## SET EXERCISE:
Reproduce the records below in their entirety, character for character.
**** INFORMATION GIVEN ****
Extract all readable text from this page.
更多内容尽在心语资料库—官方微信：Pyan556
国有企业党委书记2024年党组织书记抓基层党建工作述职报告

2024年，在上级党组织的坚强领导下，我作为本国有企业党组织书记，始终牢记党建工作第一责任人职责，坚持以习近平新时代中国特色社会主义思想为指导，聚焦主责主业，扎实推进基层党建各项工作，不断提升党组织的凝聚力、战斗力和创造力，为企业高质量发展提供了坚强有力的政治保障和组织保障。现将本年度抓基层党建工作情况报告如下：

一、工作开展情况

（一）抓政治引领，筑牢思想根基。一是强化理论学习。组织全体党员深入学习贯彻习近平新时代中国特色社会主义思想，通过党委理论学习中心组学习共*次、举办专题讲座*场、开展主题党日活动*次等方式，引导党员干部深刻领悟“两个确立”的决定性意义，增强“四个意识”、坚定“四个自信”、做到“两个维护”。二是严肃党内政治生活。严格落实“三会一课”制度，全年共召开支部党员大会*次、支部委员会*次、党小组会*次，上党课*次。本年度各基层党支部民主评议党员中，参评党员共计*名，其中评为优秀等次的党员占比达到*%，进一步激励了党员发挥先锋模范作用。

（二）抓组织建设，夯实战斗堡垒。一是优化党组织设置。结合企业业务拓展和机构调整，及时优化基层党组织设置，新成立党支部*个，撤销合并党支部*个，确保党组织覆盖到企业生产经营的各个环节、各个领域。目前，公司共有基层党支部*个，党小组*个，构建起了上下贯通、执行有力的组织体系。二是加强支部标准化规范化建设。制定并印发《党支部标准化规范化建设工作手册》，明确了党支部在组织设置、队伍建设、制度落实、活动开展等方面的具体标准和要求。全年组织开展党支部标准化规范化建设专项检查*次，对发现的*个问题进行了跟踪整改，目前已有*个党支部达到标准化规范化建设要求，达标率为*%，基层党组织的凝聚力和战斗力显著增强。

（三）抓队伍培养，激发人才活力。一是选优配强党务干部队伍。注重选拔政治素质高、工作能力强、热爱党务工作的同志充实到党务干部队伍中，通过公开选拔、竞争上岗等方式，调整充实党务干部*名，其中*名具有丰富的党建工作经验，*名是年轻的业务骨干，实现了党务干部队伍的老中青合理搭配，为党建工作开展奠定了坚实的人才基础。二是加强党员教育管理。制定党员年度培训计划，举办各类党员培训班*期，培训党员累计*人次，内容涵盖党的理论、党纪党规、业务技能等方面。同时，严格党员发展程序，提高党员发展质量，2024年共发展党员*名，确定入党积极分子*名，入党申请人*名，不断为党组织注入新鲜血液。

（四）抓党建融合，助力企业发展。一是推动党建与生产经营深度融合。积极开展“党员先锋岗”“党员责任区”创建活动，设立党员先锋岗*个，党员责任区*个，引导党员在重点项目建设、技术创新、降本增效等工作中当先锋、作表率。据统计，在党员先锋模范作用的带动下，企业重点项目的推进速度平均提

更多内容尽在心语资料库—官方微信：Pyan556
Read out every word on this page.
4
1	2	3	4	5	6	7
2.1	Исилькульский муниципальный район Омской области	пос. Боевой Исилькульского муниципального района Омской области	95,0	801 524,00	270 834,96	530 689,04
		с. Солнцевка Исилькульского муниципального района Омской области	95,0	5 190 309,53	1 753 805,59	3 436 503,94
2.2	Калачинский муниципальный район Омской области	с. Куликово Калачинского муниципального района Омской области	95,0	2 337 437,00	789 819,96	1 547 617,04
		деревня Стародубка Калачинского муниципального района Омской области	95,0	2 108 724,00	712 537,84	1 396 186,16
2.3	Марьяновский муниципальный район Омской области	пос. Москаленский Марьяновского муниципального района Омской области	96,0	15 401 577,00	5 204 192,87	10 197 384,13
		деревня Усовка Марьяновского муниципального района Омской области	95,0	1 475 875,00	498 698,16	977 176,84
****
## EXERCISE RESPONSE:
Extract all readable text from this page.
更多内容尽在心语资料库—官方微信：Pyan556
国有企业党委书记2024年党组织书记抓基层党建工作述职报告

2024年，在上级党组织的坚强领导下，我作为本国有企业党组织书记，始终牢记党建工作第一责任人职责，坚持以习近平新时代中国特色社会主义思想为指导，聚焦主责主业，扎实推进基层党建各项工作，不断提升党组织的凝聚力、战斗力和创造力，为企业高质量发展提供了坚强有力的政治保障和组织保障。现将本年度抓基层党建工作情况报告如下：

一、工作开展情况

（一）抓政治引领，筑牢思想根基。一是强化理论学习。组织全体党员深入学习贯彻习近平新时代中国特色社会主义思想，通过党委理论学习中心组学习共*次、举办专题讲座*场、开展主题党日活动*次等方式，引导党员干部深刻领悟“两个确立”的决定性意义，增强“四个意识”、坚定“四个自信”、做到“两个维护”。二是严肃党内政治生活。严格落实“三会一课”制度，全年共召开支部党员大会*次、支部委员会*次、党小组会*次，上党课*次。本年度各基层党支部民主评议党员中，参评党员共计*名，其中评为优秀等次的党员占比达到*%，进一步激励了党员发挥先锋模范作用。

（二）抓组织建设，夯实战斗堡垒。一是优化党组织设置。结合企业业务拓展和机构调整，及时优化基层党组织设置，新成立党支部*个，撤销合并党支部*个，确保党组织覆盖到企业生产经营的各个环节、各个领域。目前，公司共有基层党支部*个，党小组*个，构建起了上下贯通、执行有力的组织体系。二是加强支部标准化规范化建设。制定并印发《党支部标准化规范化建设工作手册》，明确了党支部在组织设置、队伍建设、制度落实、活动开展等方面的具体标准和要求。全年组织开展党支部标准化规范化建设专项检查*次，对发现的*个问题进行了跟踪整改，目前已有*个党支部达到标准化规范化建设要求，达标率为*%，基层党组织的凝聚力和战斗力显著增强。

（三）抓队伍培养，激发人才活力。一是选优配强党务干部队伍。注重选拔政治素质高、工作能力强、热爱党务工作的同志充实到党务干部队伍中，通过公开选拔、竞争上岗等方式，调整充实党务干部*名，其中*名具有丰富的党建工作经验，*名是年轻的业务骨干，实现了党务干部队伍的老中青合理搭配，为党建工作开展奠定了坚实的人才基础。二是加强党员教育管理。制定党员年度培训计划，举办各类党员培训班*期，培训党员累计*人次，内容涵盖党的理论、党纪党规、业务技能等方面。同时，严格党员发展程序，提高党员发展质量，2024年共发展党员*名，确定入党积极分子*名，入党申请人*名，不断为党组织注入新鲜血液。

（四）抓党建融合，助力企业发展。一是推动党建与生产经营深度融合。积极开展“党员先锋岗”“党员责任区”创建活动，设立党员先锋岗*个，党员责任区*个，引导党员在重点项目建设、技术创新、降本增效等工作中当先锋、作表率。据统计，在党员先锋模范作用的带动下，企业重点项目的推进速度平均提

更多内容尽在心语资料库—官方微信：Pyan556
Read out every word on this page.
4
1	2	3	4	5	6	7
2.1	Исилькульский муниципальный район Омской области	пос. Боевой Исилькульского муниципального района Омской области	95,0	801 524,00	270 834,96	530 689,04
		с. Солнцевка Исилькульского муниципального района Омской области	95,0	5 190 309,53	1 753 805,59	3 436 503,94
2.2	Калачинский муниципальный район Омской области	с. Куликово Калачинского муниципального района Омской области	95,0	2 337 437,00	789 819,96	1 547 617,04
		деревня Стародубка Калачинского муниципального района Омской области	95,0	2 108 724,00	712 537,84	1 396 186,16
2.3	Марьяновский муниципальный район Омской области	пос. Москаленский Марьяновского муниципального района Омской области	96,0	15 401 577,00	5 204 192,87	10 197 384,13
		деревня Усовка Марьяновского муниципального района Омской области	95,0	1 475 875,00	498 698,16	977 176,84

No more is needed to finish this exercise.